▸ **SHORT TASK**
Please determine how many lines of the material include the word "Correlación", and respond with nothing but that number.

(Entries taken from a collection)
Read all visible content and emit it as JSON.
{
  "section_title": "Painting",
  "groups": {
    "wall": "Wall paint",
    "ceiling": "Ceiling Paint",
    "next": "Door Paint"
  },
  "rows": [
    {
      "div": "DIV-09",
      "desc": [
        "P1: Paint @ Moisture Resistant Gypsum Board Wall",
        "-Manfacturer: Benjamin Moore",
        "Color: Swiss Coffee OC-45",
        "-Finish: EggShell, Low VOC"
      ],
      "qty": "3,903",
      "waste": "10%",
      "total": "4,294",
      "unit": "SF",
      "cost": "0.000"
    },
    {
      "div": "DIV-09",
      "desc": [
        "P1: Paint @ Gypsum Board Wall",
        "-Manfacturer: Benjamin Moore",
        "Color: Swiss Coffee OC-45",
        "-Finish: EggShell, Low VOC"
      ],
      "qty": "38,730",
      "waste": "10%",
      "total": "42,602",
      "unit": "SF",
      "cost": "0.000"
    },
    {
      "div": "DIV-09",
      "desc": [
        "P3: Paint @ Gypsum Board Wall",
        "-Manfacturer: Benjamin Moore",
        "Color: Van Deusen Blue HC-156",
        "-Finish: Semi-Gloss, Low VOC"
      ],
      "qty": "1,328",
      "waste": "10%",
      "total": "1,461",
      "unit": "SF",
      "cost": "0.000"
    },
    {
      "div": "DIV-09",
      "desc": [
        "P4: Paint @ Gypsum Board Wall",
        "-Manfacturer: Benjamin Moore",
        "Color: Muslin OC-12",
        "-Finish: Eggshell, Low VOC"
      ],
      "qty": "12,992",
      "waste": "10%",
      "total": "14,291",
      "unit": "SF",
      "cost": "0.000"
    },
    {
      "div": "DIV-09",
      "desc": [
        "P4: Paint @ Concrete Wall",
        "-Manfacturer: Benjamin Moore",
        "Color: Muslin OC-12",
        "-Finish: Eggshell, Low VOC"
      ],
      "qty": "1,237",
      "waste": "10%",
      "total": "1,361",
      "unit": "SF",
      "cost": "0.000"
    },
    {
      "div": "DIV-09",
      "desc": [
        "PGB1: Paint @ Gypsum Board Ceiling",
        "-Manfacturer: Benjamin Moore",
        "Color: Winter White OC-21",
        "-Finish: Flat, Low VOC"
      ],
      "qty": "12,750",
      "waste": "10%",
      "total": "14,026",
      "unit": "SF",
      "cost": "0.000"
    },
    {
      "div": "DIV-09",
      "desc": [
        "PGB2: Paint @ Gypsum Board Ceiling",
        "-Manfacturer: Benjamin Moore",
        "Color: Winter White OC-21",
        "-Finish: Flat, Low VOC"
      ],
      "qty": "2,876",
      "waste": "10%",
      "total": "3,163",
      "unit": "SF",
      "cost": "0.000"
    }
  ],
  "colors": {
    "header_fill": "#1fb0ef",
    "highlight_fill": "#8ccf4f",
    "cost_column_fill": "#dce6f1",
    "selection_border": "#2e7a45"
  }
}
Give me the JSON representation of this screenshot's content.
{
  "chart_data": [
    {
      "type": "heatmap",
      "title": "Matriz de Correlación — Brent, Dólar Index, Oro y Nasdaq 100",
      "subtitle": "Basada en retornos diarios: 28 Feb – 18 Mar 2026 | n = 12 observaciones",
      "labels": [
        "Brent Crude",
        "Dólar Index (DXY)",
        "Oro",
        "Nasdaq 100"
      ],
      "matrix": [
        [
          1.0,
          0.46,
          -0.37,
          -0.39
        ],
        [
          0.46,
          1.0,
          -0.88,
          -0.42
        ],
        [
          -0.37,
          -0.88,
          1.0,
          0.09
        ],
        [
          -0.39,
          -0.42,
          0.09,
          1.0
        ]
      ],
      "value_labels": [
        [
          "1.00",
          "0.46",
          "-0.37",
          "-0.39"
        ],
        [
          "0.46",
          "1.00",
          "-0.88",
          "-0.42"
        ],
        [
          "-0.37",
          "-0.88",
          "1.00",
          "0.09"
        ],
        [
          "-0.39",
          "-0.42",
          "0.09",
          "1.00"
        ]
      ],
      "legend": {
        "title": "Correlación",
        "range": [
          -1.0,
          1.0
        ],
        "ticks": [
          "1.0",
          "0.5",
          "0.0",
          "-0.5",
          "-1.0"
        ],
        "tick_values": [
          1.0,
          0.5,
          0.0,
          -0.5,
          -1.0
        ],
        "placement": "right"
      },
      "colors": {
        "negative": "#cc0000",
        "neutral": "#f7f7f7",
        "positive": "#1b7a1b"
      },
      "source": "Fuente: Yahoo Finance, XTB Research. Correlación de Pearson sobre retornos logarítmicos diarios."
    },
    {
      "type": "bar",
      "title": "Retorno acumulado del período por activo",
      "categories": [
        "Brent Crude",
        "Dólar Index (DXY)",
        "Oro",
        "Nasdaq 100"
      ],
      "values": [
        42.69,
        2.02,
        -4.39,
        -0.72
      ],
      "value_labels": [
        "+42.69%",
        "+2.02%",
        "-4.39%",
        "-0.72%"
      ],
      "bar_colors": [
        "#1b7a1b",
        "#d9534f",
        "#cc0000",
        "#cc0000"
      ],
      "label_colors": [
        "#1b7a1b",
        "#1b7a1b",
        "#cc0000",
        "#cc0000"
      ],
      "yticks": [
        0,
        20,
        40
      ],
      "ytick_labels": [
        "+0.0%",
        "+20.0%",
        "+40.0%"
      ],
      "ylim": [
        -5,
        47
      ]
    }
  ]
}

...

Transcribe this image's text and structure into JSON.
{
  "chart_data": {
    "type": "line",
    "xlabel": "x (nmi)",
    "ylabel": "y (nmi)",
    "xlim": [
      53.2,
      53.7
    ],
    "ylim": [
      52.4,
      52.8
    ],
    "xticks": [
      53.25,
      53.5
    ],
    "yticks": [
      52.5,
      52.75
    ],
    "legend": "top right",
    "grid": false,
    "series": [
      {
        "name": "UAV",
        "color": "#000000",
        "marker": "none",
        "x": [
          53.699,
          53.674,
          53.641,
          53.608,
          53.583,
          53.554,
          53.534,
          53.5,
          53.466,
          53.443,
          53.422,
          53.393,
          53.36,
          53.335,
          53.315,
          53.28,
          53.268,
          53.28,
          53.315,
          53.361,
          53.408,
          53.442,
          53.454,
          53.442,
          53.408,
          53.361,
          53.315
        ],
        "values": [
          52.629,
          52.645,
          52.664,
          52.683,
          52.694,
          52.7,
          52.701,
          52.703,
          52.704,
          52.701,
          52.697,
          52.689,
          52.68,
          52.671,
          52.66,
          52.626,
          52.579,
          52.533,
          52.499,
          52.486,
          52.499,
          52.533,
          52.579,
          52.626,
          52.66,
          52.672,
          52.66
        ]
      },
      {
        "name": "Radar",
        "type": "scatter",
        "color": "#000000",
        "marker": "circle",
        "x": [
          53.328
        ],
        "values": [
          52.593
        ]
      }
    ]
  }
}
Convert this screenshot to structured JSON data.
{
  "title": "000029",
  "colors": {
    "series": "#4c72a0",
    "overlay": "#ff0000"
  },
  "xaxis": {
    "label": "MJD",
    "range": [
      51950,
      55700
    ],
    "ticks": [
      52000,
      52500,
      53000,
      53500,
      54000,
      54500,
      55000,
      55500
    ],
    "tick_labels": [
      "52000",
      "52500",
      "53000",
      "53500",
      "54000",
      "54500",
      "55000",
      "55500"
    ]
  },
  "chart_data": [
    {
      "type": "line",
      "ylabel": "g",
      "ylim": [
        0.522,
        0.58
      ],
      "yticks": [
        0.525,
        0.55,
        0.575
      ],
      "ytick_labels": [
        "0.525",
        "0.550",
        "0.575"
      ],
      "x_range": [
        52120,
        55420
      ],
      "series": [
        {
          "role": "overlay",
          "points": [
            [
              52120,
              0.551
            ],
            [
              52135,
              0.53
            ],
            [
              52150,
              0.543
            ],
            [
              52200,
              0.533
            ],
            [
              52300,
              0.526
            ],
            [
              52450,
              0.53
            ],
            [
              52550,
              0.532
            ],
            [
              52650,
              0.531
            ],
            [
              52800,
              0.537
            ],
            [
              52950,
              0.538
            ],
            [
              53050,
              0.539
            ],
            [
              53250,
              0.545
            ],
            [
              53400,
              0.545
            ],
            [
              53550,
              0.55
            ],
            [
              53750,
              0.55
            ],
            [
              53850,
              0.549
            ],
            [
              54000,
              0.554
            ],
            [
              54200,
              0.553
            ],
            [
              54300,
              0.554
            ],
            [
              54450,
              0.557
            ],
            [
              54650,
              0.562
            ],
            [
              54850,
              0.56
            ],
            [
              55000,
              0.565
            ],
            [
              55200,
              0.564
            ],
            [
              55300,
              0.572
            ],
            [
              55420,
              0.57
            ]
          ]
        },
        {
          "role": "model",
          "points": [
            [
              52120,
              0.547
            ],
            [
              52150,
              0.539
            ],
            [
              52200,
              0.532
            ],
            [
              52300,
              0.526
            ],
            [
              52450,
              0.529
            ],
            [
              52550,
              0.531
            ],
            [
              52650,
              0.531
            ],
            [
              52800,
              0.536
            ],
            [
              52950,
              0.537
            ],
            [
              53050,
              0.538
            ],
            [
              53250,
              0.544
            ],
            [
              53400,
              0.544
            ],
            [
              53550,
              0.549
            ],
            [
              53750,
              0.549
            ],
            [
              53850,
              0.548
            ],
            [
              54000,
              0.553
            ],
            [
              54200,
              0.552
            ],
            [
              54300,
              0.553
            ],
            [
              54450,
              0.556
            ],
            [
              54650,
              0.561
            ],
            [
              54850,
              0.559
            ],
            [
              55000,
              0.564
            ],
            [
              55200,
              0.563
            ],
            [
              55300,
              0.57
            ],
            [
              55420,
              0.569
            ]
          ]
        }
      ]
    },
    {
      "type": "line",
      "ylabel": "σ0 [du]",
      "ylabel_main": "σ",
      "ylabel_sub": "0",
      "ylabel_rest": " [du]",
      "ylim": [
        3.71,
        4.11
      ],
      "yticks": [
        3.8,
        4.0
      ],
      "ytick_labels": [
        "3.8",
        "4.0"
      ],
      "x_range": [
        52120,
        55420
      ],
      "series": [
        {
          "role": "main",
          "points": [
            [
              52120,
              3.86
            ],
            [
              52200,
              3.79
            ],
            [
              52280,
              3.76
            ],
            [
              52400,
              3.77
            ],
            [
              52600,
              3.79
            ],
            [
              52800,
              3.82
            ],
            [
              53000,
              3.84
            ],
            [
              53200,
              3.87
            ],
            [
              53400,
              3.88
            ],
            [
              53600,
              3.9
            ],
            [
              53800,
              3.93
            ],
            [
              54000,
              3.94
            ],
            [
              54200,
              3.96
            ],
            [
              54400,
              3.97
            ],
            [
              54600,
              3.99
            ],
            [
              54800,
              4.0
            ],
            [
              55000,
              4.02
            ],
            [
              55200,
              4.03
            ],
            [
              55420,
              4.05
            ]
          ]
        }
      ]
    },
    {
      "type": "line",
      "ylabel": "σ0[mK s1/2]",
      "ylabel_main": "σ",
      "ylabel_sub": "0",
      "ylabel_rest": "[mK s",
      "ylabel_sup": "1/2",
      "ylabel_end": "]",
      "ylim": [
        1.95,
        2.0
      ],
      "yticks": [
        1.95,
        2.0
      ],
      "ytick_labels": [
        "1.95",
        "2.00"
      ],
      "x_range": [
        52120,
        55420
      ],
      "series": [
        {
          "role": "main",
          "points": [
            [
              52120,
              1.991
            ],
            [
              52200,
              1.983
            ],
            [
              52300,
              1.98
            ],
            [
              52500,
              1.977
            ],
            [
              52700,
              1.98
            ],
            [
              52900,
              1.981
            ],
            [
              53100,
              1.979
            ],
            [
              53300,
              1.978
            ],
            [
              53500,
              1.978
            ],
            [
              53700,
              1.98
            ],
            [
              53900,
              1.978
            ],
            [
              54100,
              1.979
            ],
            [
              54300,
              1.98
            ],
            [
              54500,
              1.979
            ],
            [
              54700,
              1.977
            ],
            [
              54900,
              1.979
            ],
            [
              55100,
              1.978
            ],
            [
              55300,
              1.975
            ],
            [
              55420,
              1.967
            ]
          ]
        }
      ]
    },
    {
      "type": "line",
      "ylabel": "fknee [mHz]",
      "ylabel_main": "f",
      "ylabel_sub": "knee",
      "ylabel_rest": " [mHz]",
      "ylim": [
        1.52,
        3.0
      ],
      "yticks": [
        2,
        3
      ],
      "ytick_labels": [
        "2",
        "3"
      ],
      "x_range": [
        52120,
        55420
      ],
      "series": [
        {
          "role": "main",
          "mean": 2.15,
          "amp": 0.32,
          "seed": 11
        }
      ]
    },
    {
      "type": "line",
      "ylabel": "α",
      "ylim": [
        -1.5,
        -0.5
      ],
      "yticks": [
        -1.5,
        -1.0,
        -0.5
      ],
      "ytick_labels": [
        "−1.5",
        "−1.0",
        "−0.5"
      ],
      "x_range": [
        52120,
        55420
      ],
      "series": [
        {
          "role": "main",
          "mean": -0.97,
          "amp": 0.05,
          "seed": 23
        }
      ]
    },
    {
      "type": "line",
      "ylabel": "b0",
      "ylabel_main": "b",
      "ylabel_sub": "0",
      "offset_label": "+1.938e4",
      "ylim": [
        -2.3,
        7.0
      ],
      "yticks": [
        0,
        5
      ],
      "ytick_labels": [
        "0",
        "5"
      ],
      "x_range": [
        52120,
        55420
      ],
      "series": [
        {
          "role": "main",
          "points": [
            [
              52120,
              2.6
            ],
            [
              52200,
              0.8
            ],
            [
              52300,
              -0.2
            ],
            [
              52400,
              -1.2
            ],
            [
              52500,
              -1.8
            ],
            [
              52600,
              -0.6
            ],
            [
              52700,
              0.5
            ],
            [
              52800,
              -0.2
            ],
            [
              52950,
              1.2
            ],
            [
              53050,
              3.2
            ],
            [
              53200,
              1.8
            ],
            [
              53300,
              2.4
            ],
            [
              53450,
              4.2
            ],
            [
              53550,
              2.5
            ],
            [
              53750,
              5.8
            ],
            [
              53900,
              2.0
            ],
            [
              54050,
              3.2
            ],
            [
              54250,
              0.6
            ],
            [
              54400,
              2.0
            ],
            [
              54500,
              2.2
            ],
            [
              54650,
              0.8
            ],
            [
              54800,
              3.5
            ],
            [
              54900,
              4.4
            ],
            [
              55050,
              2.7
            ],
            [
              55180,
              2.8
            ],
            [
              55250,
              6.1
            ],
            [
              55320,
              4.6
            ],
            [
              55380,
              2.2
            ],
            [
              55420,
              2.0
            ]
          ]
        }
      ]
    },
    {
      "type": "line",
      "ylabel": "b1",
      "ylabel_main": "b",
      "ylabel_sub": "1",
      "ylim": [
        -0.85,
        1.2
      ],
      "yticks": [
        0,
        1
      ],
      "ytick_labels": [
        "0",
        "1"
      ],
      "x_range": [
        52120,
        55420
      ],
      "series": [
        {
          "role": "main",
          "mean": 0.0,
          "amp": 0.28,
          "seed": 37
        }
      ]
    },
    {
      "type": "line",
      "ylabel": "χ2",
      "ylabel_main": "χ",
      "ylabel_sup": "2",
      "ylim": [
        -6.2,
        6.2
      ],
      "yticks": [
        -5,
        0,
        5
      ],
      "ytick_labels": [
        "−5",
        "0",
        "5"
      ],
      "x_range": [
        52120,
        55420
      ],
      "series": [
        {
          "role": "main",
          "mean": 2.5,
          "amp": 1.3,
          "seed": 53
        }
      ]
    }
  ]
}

▸ **WORKED SOLUTION**
3